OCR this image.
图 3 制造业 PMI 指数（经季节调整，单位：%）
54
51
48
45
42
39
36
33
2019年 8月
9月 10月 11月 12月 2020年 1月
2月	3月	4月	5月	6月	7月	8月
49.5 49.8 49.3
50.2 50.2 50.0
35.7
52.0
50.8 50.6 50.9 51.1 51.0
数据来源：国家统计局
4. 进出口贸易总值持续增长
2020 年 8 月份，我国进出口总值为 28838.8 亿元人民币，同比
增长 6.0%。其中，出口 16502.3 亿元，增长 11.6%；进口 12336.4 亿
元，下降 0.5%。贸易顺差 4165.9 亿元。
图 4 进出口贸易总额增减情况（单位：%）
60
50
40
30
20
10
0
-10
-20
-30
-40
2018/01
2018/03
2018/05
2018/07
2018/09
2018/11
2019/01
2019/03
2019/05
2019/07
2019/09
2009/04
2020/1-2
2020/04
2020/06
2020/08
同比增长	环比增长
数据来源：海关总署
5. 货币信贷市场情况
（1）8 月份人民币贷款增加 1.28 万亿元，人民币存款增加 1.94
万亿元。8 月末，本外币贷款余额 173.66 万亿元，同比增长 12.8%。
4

-------------------------

Each line of the listing should be echoed back exactly.

### WRITTEN SOLUTION:
OCR this image.
图 3 制造业 PMI 指数（经季节调整，单位：%）
54
51
48
45
42
39
36
33
2019年 8月
9月 10月 11月 12月 2020年 1月
2月	3月	4月	5月	6月	7月	8月
49.5 49.8 49.3
50.2 50.2 50.0
35.7
52.0
50.8 50.6 50.9 51.1 51.0
数据来源：国家统计局
4. 进出口贸易总值持续增长
2020 年 8 月份，我国进出口总值为 28838.8 亿元人民币，同比
增长 6.0%。其中，出口 16502.3 亿元，增长 11.6%；进口 12336.4 亿
元，下降 0.5%。贸易顺差 4165.9 亿元。
图 4 进出口贸易总额增减情况（单位：%）
60
50
40
30
20
10
0
-10
-20
-30
-40
2018/01
2018/03
2018/05
2018/07
2018/09
2018/11
2019/01
2019/03
2019/05
2019/07
2019/09
2009/04
2020/1-2
2020/04
2020/06
2020/08
同比增长	环比增长
数据来源：海关总署
5. 货币信贷市场情况
（1）8 月份人民币贷款增加 1.28 万亿元，人民币存款增加 1.94
万亿元。8 月末，本外币贷款余额 173.66 万亿元，同比增长 12.8%。
4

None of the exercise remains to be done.